• What this task involves: Reproduce every line of the records below without any change, leaving out the pictures.

• Supplied material:
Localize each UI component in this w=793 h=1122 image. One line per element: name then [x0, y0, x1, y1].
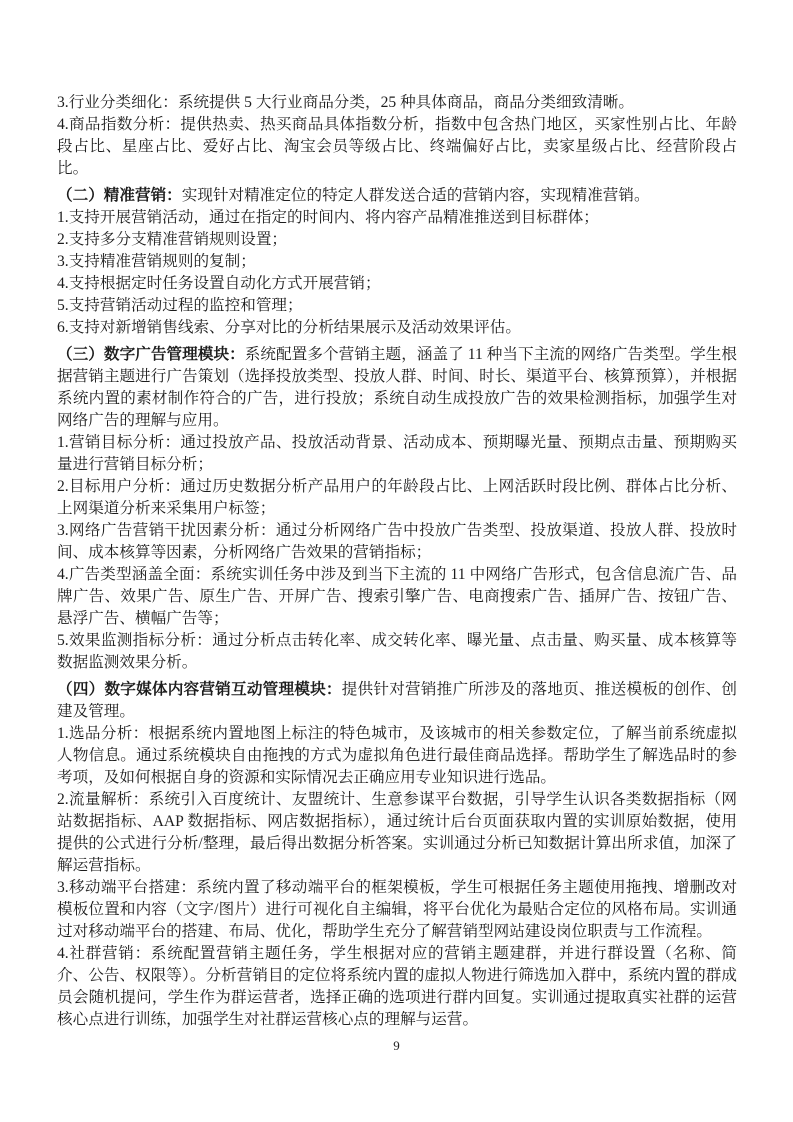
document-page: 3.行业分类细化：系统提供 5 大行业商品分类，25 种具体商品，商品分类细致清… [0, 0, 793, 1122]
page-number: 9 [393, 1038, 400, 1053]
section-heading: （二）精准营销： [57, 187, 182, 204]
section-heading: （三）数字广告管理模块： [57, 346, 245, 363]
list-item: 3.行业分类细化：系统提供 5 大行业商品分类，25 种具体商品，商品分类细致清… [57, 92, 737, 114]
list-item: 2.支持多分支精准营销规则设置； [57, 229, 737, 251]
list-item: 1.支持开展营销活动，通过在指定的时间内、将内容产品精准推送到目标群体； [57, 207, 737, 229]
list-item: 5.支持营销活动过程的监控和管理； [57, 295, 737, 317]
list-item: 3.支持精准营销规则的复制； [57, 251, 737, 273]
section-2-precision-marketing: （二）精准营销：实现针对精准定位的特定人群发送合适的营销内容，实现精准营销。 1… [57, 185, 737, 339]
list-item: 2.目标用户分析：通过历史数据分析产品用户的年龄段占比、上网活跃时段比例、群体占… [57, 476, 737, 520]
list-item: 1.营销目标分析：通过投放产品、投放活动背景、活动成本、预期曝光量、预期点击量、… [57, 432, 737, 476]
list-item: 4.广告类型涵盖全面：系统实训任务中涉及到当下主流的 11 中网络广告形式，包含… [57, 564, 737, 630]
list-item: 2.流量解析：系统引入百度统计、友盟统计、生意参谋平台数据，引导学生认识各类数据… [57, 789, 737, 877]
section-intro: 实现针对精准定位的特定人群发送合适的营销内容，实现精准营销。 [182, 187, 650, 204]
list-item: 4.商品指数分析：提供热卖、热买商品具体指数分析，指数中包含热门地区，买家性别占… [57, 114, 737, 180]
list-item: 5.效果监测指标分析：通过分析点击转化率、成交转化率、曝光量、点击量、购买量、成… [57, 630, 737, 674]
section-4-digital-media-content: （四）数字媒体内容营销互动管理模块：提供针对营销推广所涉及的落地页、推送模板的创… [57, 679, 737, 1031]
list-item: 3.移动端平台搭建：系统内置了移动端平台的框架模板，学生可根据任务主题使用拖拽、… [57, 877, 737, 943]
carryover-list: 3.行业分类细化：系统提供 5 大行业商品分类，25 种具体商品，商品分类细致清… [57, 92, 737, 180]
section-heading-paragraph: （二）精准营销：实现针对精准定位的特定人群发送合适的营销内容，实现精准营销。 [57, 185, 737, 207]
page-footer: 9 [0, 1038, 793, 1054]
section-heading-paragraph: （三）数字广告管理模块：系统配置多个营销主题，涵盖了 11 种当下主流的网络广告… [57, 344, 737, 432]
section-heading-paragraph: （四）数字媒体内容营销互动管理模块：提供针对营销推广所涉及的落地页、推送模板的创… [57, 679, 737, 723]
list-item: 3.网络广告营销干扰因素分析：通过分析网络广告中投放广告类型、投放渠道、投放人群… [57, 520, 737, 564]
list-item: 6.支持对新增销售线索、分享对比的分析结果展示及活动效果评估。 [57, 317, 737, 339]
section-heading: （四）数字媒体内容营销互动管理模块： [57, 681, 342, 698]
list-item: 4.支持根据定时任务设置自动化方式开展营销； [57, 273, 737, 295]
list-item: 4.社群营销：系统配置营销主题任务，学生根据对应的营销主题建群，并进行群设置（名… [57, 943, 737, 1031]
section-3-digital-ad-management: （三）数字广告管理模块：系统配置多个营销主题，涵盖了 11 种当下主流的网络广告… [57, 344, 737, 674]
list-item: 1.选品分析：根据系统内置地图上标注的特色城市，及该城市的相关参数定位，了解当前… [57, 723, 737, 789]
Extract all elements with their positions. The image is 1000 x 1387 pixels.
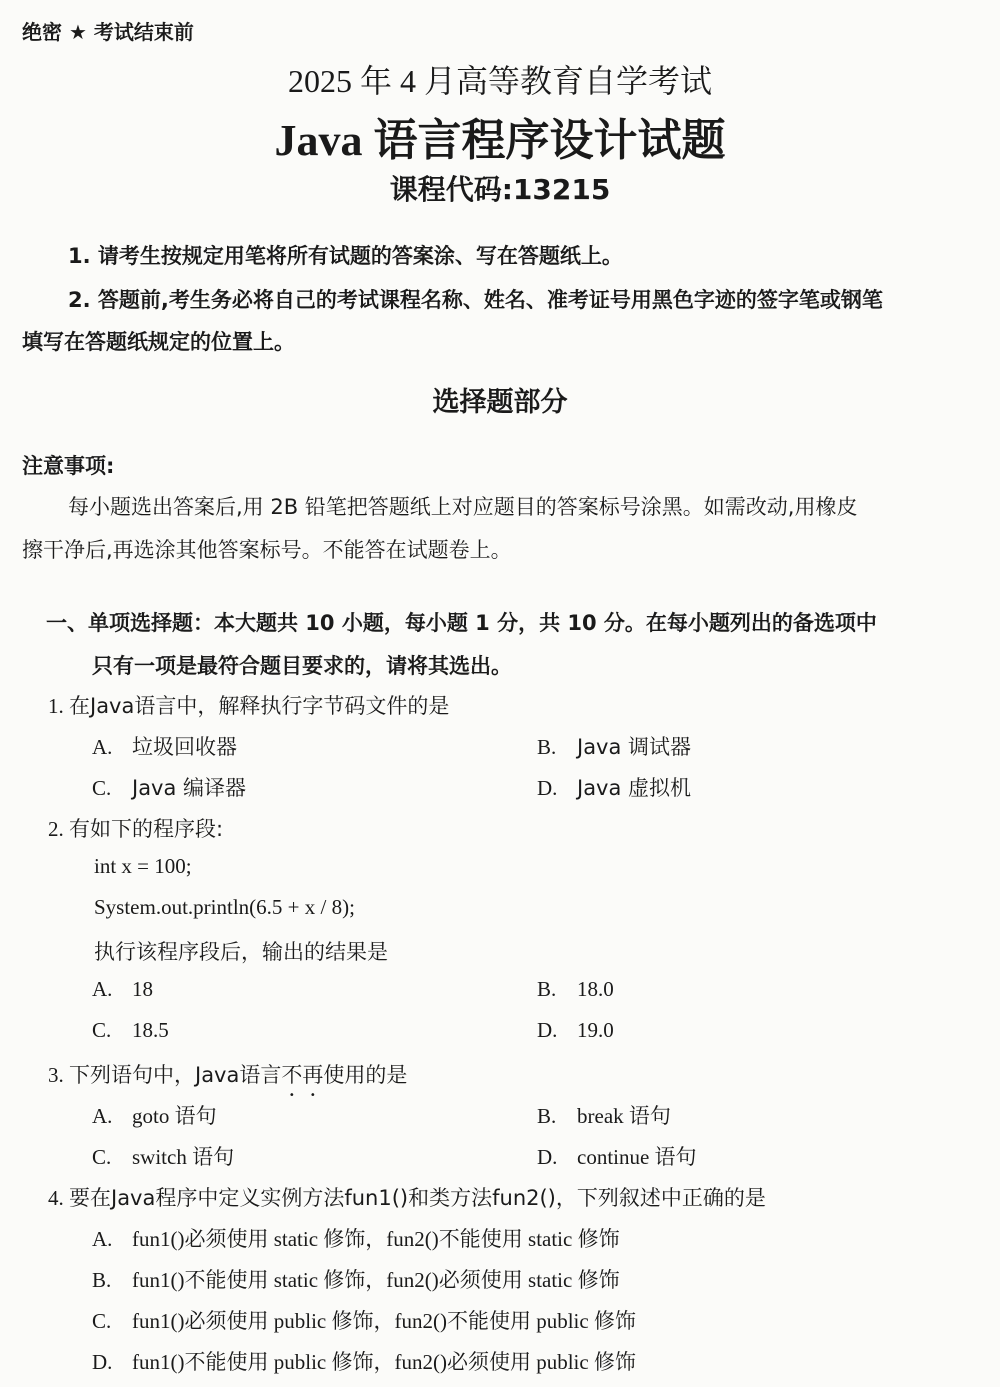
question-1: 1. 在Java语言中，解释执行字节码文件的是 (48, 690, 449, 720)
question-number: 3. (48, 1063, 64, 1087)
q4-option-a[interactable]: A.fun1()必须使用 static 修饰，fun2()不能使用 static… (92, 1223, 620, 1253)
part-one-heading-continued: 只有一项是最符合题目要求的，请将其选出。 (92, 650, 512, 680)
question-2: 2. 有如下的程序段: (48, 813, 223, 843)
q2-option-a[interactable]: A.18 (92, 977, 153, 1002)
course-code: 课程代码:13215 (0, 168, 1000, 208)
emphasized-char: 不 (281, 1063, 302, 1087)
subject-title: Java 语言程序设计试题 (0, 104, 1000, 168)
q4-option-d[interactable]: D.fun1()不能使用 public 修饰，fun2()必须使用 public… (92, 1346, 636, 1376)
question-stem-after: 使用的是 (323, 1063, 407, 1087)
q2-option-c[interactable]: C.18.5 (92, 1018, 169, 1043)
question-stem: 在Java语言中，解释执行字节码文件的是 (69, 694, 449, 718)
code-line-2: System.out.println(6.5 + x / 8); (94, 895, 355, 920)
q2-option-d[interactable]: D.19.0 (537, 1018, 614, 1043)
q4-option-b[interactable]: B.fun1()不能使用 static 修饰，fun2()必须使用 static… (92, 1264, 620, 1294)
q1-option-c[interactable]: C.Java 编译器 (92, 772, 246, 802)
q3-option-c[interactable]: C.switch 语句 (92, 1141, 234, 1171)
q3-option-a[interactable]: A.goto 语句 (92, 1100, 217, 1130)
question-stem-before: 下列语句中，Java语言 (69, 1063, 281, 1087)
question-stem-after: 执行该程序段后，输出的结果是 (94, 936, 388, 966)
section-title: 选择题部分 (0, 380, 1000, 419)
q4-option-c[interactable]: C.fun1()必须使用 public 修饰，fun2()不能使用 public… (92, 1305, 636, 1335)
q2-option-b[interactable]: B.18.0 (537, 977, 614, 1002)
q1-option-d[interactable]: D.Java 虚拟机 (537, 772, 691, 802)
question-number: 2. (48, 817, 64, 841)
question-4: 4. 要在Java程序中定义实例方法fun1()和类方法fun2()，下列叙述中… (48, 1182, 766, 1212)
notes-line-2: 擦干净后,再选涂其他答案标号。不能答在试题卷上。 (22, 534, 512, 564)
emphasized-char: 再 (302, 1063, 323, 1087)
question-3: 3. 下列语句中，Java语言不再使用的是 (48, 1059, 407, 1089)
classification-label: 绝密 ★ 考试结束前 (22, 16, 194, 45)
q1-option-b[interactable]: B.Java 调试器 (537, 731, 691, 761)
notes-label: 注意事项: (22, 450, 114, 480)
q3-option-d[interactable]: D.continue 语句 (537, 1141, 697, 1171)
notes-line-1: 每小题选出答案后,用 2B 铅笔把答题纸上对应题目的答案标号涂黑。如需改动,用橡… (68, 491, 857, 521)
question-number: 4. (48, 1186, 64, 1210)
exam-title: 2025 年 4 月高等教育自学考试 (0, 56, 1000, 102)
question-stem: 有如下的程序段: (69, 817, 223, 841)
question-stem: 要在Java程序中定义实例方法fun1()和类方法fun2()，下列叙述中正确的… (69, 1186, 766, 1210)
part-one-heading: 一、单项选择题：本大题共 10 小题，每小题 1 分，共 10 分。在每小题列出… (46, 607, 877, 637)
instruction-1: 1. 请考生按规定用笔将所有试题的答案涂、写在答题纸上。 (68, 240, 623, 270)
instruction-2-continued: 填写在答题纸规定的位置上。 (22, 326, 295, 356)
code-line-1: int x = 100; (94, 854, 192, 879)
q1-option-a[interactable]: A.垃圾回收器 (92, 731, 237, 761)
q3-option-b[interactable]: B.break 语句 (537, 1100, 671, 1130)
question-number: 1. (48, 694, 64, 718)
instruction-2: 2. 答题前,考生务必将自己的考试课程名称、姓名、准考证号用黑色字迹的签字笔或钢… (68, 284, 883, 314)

• Full output:
Localize each UI component in this w=793 h=1122 image. One line per element: name then [x0, y0, x1, y1].
document-page: 3.行业分类细化：系统提供 5 大行业商品分类，25 种具体商品，商品分类细致清… [0, 0, 793, 1122]
page-number: 9 [393, 1038, 400, 1053]
section-heading: （二）精准营销： [57, 187, 182, 204]
section-heading: （三）数字广告管理模块： [57, 346, 245, 363]
list-item: 3.行业分类细化：系统提供 5 大行业商品分类，25 种具体商品，商品分类细致清… [57, 92, 737, 114]
list-item: 2.支持多分支精准营销规则设置； [57, 229, 737, 251]
list-item: 1.支持开展营销活动，通过在指定的时间内、将内容产品精准推送到目标群体； [57, 207, 737, 229]
list-item: 5.支持营销活动过程的监控和管理； [57, 295, 737, 317]
list-item: 3.支持精准营销规则的复制； [57, 251, 737, 273]
section-2-precision-marketing: （二）精准营销：实现针对精准定位的特定人群发送合适的营销内容，实现精准营销。 1… [57, 185, 737, 339]
list-item: 2.目标用户分析：通过历史数据分析产品用户的年龄段占比、上网活跃时段比例、群体占… [57, 476, 737, 520]
list-item: 1.营销目标分析：通过投放产品、投放活动背景、活动成本、预期曝光量、预期点击量、… [57, 432, 737, 476]
list-item: 4.广告类型涵盖全面：系统实训任务中涉及到当下主流的 11 中网络广告形式，包含… [57, 564, 737, 630]
list-item: 2.流量解析：系统引入百度统计、友盟统计、生意参谋平台数据，引导学生认识各类数据… [57, 789, 737, 877]
section-intro: 实现针对精准定位的特定人群发送合适的营销内容，实现精准营销。 [182, 187, 650, 204]
list-item: 4.商品指数分析：提供热卖、热买商品具体指数分析，指数中包含热门地区，买家性别占… [57, 114, 737, 180]
list-item: 5.效果监测指标分析：通过分析点击转化率、成交转化率、曝光量、点击量、购买量、成… [57, 630, 737, 674]
section-4-digital-media-content: （四）数字媒体内容营销互动管理模块：提供针对营销推广所涉及的落地页、推送模板的创… [57, 679, 737, 1031]
list-item: 3.移动端平台搭建：系统内置了移动端平台的框架模板，学生可根据任务主题使用拖拽、… [57, 877, 737, 943]
carryover-list: 3.行业分类细化：系统提供 5 大行业商品分类，25 种具体商品，商品分类细致清… [57, 92, 737, 180]
section-heading-paragraph: （二）精准营销：实现针对精准定位的特定人群发送合适的营销内容，实现精准营销。 [57, 185, 737, 207]
page-footer: 9 [0, 1038, 793, 1054]
section-heading-paragraph: （三）数字广告管理模块：系统配置多个营销主题，涵盖了 11 种当下主流的网络广告… [57, 344, 737, 432]
section-heading-paragraph: （四）数字媒体内容营销互动管理模块：提供针对营销推广所涉及的落地页、推送模板的创… [57, 679, 737, 723]
list-item: 3.网络广告营销干扰因素分析：通过分析网络广告中投放广告类型、投放渠道、投放人群… [57, 520, 737, 564]
list-item: 6.支持对新增销售线索、分享对比的分析结果展示及活动效果评估。 [57, 317, 737, 339]
section-heading: （四）数字媒体内容营销互动管理模块： [57, 681, 342, 698]
list-item: 4.支持根据定时任务设置自动化方式开展营销； [57, 273, 737, 295]
list-item: 4.社群营销：系统配置营销主题任务，学生根据对应的营销主题建群，并进行群设置（名… [57, 943, 737, 1031]
section-3-digital-ad-management: （三）数字广告管理模块：系统配置多个营销主题，涵盖了 11 种当下主流的网络广告… [57, 344, 737, 674]
list-item: 1.选品分析：根据系统内置地图上标注的特色城市，及该城市的相关参数定位，了解当前… [57, 723, 737, 789]
Extract all elements with their positions. The image is 1000 x 1387 pixels.
question-1: 1. 在Java语言中，解释执行字节码文件的是 (48, 690, 449, 720)
question-number: 3. (48, 1063, 64, 1087)
q4-option-a[interactable]: A.fun1()必须使用 static 修饰，fun2()不能使用 static… (92, 1223, 620, 1253)
part-one-heading-continued: 只有一项是最符合题目要求的，请将其选出。 (92, 650, 512, 680)
question-2: 2. 有如下的程序段: (48, 813, 223, 843)
q2-option-a[interactable]: A.18 (92, 977, 153, 1002)
course-code: 课程代码:13215 (0, 168, 1000, 208)
emphasized-char: 不 (281, 1063, 302, 1087)
subject-title: Java 语言程序设计试题 (0, 104, 1000, 168)
q4-option-d[interactable]: D.fun1()不能使用 public 修饰，fun2()必须使用 public… (92, 1346, 636, 1376)
question-stem-after: 使用的是 (323, 1063, 407, 1087)
q2-option-c[interactable]: C.18.5 (92, 1018, 169, 1043)
question-stem: 在Java语言中，解释执行字节码文件的是 (69, 694, 449, 718)
code-line-2: System.out.println(6.5 + x / 8); (94, 895, 355, 920)
q2-option-d[interactable]: D.19.0 (537, 1018, 614, 1043)
q4-option-b[interactable]: B.fun1()不能使用 static 修饰，fun2()必须使用 static… (92, 1264, 620, 1294)
q1-option-c[interactable]: C.Java 编译器 (92, 772, 246, 802)
q3-option-c[interactable]: C.switch 语句 (92, 1141, 234, 1171)
q3-option-a[interactable]: A.goto 语句 (92, 1100, 217, 1130)
question-stem-before: 下列语句中，Java语言 (69, 1063, 281, 1087)
question-stem-after: 执行该程序段后，输出的结果是 (94, 936, 388, 966)
section-title: 选择题部分 (0, 380, 1000, 419)
q4-option-c[interactable]: C.fun1()必须使用 public 修饰，fun2()不能使用 public… (92, 1305, 636, 1335)
q2-option-b[interactable]: B.18.0 (537, 977, 614, 1002)
q1-option-d[interactable]: D.Java 虚拟机 (537, 772, 691, 802)
question-number: 2. (48, 817, 64, 841)
question-4: 4. 要在Java程序中定义实例方法fun1()和类方法fun2()，下列叙述中… (48, 1182, 766, 1212)
notes-line-2: 擦干净后,再选涂其他答案标号。不能答在试题卷上。 (22, 534, 512, 564)
emphasized-char: 再 (302, 1063, 323, 1087)
question-3: 3. 下列语句中，Java语言不再使用的是 (48, 1059, 407, 1089)
classification-label: 绝密 ★ 考试结束前 (22, 16, 194, 45)
q1-option-b[interactable]: B.Java 调试器 (537, 731, 691, 761)
notes-label: 注意事项: (22, 450, 114, 480)
q3-option-d[interactable]: D.continue 语句 (537, 1141, 697, 1171)
notes-line-1: 每小题选出答案后,用 2B 铅笔把答题纸上对应题目的答案标号涂黑。如需改动,用橡… (68, 491, 857, 521)
question-number: 4. (48, 1186, 64, 1210)
exam-title: 2025 年 4 月高等教育自学考试 (0, 56, 1000, 102)
question-stem: 有如下的程序段: (69, 817, 223, 841)
question-stem: 要在Java程序中定义实例方法fun1()和类方法fun2()，下列叙述中正确的… (69, 1186, 766, 1210)
part-one-heading: 一、单项选择题：本大题共 10 小题，每小题 1 分，共 10 分。在每小题列出… (46, 607, 877, 637)
instruction-1: 1. 请考生按规定用笔将所有试题的答案涂、写在答题纸上。 (68, 240, 623, 270)
instruction-2-continued: 填写在答题纸规定的位置上。 (22, 326, 295, 356)
code-line-1: int x = 100; (94, 854, 192, 879)
q1-option-a[interactable]: A.垃圾回收器 (92, 731, 237, 761)
q3-option-b[interactable]: B.break 语句 (537, 1100, 671, 1130)
question-number: 1. (48, 694, 64, 718)
instruction-2: 2. 答题前,考生务必将自己的考试课程名称、姓名、准考证号用黑色字迹的签字笔或钢… (68, 284, 883, 314)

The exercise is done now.